| Exercise directions |
Reproduce every line of the material below, but drop the pictures.

[Collected data]
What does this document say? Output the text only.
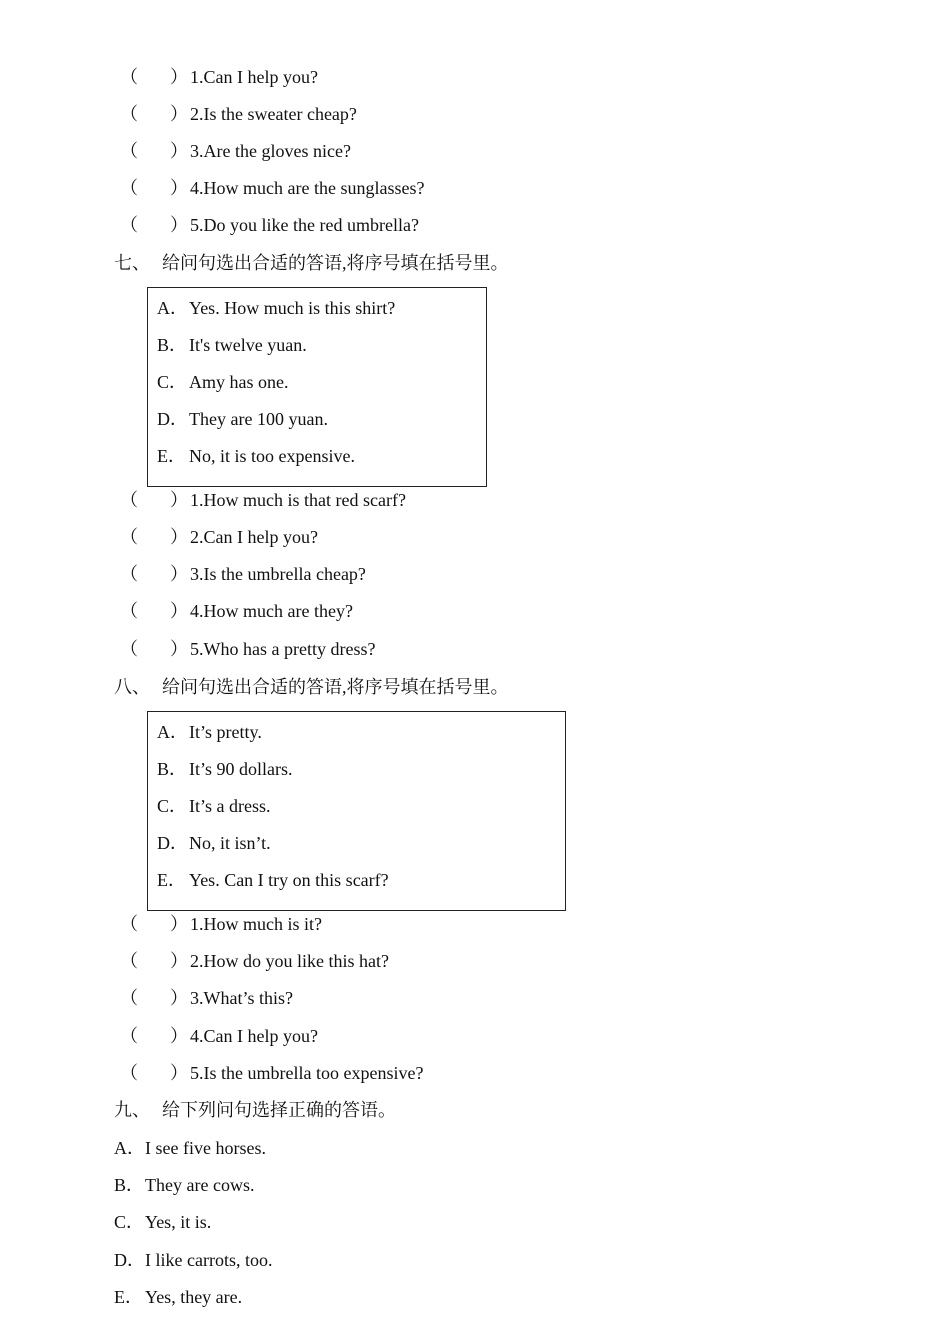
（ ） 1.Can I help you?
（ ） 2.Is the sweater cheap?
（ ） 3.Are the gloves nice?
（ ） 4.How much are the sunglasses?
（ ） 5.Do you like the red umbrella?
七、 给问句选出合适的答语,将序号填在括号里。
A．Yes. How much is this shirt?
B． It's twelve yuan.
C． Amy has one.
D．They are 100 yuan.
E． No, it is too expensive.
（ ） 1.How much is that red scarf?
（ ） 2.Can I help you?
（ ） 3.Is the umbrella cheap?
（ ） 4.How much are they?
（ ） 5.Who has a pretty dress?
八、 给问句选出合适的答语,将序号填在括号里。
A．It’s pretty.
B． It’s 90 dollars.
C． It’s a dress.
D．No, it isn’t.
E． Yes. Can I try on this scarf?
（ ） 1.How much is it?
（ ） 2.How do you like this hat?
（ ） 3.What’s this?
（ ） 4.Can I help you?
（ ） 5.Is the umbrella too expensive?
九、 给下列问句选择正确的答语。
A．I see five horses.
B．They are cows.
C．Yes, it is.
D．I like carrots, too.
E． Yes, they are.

| Solution to this problem |
What does this document say? Output the text only.
（ ） 1.Can I help you?
（ ） 2.Is the sweater cheap?
（ ） 3.Are the gloves nice?
（ ） 4.How much are the sunglasses?
（ ） 5.Do you like the red umbrella?
七、 给问句选出合适的答语,将序号填在括号里。
A．Yes. How much is this shirt?
B． It's twelve yuan.
C． Amy has one.
D．They are 100 yuan.
E． No, it is too expensive.
（ ） 1.How much is that red scarf?
（ ） 2.Can I help you?
（ ） 3.Is the umbrella cheap?
（ ） 4.How much are they?
（ ） 5.Who has a pretty dress?
八、 给问句选出合适的答语,将序号填在括号里。
A．It’s pretty.
B． It’s 90 dollars.
C． It’s a dress.
D．No, it isn’t.
E． Yes. Can I try on this scarf?
（ ） 1.How much is it?
（ ） 2.How do you like this hat?
（ ） 3.What’s this?
（ ） 4.Can I help you?
（ ） 5.Is the umbrella too expensive?
九、 给下列问句选择正确的答语。
A．I see five horses.
B．They are cows.
C．Yes, it is.
D．I like carrots, too.
E． Yes, they are.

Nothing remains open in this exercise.